[Items from a figure collection]
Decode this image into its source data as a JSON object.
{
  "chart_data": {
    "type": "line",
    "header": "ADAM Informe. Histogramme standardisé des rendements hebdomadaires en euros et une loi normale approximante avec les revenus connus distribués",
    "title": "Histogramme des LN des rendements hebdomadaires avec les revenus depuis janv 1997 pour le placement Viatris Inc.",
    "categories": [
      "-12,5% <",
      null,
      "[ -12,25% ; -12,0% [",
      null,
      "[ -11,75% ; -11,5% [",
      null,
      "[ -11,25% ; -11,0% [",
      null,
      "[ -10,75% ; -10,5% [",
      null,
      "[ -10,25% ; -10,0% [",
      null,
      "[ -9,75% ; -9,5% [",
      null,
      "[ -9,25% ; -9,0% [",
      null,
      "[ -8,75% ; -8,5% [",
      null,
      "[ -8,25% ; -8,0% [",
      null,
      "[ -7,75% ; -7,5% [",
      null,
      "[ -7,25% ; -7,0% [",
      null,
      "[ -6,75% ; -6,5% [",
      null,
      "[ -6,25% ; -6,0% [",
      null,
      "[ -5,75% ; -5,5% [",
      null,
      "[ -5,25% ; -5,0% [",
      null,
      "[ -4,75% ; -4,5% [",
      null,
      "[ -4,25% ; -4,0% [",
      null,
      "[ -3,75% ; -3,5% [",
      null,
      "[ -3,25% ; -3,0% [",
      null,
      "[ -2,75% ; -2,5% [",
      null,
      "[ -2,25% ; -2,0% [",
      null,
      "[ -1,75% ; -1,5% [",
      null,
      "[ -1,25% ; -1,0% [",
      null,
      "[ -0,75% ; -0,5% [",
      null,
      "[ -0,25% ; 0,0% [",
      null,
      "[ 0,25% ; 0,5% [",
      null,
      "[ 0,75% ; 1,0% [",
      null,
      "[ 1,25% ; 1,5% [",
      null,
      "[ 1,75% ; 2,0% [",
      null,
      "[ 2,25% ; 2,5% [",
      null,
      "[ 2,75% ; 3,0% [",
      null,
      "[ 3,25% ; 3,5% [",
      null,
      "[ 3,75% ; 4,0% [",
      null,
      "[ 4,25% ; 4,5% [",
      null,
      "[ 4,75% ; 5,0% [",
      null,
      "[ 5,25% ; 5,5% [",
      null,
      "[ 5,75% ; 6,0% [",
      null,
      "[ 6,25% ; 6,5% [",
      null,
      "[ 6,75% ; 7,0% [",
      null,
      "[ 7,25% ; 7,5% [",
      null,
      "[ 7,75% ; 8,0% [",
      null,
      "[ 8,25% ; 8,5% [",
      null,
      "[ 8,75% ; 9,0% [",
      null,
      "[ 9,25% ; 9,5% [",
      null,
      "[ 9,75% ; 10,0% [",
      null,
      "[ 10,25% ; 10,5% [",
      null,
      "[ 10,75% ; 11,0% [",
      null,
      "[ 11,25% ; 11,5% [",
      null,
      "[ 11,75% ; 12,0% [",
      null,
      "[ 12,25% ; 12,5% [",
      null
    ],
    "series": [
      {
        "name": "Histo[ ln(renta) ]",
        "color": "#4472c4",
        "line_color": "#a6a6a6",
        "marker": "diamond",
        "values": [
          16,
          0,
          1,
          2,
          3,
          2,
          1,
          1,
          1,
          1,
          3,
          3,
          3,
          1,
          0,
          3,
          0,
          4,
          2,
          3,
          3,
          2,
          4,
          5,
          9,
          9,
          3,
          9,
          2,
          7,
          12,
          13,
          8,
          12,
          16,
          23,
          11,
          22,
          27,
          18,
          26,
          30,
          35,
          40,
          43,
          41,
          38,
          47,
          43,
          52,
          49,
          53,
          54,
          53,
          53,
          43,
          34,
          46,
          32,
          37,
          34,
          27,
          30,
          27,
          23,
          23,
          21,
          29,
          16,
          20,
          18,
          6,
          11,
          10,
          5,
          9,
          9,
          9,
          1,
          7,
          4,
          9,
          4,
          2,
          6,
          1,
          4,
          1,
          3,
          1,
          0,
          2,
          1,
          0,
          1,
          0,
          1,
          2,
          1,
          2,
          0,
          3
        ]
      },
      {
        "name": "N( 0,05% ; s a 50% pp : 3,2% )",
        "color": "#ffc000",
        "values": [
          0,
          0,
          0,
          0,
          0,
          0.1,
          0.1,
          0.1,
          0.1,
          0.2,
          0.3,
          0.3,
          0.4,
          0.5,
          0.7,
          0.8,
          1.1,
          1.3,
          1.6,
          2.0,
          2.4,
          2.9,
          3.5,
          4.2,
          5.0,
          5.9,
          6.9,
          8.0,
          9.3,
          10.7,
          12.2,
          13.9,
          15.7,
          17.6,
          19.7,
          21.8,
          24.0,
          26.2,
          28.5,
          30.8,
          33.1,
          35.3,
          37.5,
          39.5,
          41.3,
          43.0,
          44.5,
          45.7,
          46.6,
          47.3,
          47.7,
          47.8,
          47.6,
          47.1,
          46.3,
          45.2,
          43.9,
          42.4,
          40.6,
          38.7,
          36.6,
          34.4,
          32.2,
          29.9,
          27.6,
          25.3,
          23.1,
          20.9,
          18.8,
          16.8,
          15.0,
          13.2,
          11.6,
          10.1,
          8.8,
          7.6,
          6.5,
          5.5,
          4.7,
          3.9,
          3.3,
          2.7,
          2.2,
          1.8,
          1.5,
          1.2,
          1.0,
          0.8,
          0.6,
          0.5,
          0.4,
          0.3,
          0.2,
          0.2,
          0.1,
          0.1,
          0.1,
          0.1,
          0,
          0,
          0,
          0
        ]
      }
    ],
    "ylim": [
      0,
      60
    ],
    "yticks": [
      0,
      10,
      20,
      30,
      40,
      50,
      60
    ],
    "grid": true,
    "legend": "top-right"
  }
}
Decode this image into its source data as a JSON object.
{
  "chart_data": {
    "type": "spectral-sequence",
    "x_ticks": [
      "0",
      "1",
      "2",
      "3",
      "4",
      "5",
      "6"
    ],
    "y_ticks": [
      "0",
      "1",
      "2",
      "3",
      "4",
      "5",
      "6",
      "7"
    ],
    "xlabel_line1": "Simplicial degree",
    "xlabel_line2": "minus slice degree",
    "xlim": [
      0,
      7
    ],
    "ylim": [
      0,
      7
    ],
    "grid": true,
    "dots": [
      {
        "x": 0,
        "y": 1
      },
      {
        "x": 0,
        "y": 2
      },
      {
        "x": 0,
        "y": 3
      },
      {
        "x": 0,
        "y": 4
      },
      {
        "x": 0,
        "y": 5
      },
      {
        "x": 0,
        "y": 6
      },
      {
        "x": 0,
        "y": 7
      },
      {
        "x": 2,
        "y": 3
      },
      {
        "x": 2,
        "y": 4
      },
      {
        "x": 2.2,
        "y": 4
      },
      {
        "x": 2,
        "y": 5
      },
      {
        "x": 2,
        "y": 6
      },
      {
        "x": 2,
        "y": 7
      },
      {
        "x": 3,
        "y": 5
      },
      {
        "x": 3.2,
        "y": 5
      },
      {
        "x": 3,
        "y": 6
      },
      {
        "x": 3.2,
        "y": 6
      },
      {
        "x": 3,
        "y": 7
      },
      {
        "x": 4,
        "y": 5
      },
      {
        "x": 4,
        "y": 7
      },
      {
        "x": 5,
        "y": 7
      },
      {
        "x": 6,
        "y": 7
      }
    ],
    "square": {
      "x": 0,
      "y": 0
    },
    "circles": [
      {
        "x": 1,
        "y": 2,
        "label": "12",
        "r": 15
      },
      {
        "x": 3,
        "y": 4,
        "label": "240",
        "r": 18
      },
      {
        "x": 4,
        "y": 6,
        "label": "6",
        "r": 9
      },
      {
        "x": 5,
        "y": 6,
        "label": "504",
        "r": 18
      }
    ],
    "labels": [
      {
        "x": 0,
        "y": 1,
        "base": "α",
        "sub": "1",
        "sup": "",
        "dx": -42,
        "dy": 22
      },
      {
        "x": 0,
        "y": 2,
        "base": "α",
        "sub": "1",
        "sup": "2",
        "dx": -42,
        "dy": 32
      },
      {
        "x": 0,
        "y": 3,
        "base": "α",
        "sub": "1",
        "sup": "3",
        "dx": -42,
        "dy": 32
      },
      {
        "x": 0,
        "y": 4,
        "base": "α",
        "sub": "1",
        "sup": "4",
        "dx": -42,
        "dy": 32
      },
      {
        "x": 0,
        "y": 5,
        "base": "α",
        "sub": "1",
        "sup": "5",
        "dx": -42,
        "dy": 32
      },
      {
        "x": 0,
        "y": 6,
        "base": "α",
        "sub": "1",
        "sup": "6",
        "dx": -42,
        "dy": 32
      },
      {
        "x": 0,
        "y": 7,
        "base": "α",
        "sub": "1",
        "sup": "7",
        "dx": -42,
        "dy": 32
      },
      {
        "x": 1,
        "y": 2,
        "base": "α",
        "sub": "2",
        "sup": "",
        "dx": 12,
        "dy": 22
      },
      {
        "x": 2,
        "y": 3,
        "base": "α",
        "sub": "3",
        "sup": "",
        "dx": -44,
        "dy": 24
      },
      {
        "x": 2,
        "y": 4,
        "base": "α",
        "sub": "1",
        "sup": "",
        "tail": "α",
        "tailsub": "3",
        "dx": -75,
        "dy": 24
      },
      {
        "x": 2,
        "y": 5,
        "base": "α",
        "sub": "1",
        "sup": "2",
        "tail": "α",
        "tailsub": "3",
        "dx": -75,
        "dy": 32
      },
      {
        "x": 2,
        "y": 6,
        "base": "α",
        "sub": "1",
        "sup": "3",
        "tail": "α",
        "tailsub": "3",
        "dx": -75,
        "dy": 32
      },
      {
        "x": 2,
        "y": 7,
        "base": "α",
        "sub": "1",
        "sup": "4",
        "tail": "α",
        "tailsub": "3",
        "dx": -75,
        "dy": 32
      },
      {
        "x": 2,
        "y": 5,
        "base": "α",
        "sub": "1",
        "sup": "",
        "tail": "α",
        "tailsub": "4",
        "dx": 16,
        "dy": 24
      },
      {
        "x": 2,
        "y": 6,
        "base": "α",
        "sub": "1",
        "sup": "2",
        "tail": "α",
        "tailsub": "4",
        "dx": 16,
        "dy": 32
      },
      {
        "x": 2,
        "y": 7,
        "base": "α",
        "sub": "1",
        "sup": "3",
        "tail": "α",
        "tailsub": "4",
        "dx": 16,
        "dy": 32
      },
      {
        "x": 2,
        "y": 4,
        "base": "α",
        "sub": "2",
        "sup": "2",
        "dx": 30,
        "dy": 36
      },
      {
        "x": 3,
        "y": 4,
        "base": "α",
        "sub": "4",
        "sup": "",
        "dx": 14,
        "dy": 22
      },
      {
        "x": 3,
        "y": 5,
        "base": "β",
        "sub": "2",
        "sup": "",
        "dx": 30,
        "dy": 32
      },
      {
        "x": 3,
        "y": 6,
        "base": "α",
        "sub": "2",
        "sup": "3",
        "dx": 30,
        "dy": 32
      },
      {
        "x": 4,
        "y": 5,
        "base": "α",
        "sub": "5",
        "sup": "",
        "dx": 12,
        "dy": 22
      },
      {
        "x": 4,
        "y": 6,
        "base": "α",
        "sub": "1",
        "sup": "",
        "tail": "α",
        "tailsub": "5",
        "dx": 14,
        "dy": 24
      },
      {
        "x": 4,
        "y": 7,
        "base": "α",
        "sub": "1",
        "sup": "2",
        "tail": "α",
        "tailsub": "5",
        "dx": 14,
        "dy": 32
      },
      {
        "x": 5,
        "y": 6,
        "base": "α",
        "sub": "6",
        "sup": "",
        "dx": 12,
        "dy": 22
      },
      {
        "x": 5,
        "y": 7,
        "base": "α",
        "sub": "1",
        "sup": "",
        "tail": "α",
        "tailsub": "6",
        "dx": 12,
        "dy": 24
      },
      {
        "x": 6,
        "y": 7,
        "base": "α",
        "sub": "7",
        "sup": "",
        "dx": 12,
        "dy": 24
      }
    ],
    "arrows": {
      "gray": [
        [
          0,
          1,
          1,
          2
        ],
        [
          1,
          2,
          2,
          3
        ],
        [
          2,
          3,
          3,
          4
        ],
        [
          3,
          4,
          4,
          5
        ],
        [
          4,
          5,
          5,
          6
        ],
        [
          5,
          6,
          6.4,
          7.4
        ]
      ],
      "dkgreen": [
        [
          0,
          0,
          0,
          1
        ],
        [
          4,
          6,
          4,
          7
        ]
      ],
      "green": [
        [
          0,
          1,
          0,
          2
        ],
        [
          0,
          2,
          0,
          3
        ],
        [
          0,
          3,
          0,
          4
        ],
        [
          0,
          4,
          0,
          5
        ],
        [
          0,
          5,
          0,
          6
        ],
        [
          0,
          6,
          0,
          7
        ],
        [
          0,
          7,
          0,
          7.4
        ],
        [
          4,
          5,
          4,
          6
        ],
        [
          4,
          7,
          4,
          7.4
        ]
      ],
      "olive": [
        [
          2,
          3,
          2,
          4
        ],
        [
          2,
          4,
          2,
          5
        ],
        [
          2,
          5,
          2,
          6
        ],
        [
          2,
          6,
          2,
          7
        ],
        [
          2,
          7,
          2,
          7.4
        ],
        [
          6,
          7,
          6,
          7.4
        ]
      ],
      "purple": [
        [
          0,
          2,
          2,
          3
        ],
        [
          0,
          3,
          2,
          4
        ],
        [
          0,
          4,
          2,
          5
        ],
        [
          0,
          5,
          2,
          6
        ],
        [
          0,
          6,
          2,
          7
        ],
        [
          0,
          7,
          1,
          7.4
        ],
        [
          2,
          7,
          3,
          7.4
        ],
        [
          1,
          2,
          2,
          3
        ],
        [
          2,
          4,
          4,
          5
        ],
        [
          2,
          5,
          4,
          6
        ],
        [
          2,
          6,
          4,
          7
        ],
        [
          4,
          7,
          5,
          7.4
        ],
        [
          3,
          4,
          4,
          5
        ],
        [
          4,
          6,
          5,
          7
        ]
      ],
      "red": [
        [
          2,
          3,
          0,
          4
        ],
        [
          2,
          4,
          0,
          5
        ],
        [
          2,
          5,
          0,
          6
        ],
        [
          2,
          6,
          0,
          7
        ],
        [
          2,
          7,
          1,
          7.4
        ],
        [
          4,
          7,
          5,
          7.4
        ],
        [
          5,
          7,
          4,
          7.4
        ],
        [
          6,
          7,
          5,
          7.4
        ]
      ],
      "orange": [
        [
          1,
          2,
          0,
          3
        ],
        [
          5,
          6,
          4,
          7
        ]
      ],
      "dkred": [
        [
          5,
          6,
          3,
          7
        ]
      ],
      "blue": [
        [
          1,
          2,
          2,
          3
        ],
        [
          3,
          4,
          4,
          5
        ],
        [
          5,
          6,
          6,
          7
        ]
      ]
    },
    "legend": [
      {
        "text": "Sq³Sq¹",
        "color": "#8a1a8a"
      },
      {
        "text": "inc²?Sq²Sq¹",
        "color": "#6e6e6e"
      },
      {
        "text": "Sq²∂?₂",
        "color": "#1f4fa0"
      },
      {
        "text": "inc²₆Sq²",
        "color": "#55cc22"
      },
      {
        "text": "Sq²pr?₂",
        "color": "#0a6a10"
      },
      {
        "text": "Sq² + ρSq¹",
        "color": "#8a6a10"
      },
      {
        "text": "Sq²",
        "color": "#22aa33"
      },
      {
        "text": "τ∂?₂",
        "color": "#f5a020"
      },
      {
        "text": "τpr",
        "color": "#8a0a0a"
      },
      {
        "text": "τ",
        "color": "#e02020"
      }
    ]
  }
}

§ **Given exercise**: Every line that holds the word "hebdomadaires" should be extracted.

§ **Result of this task**:
    "header": "ADAM Informe. Histogramme standardisé des rendements hebdomadaires en euros et une loi normale approximante avec les revenus connus distribués",
    "title": "Histogramme des LN des rendements hebdomadaires avec les revenus depuis janv 1997 pour le placement Viatris Inc.",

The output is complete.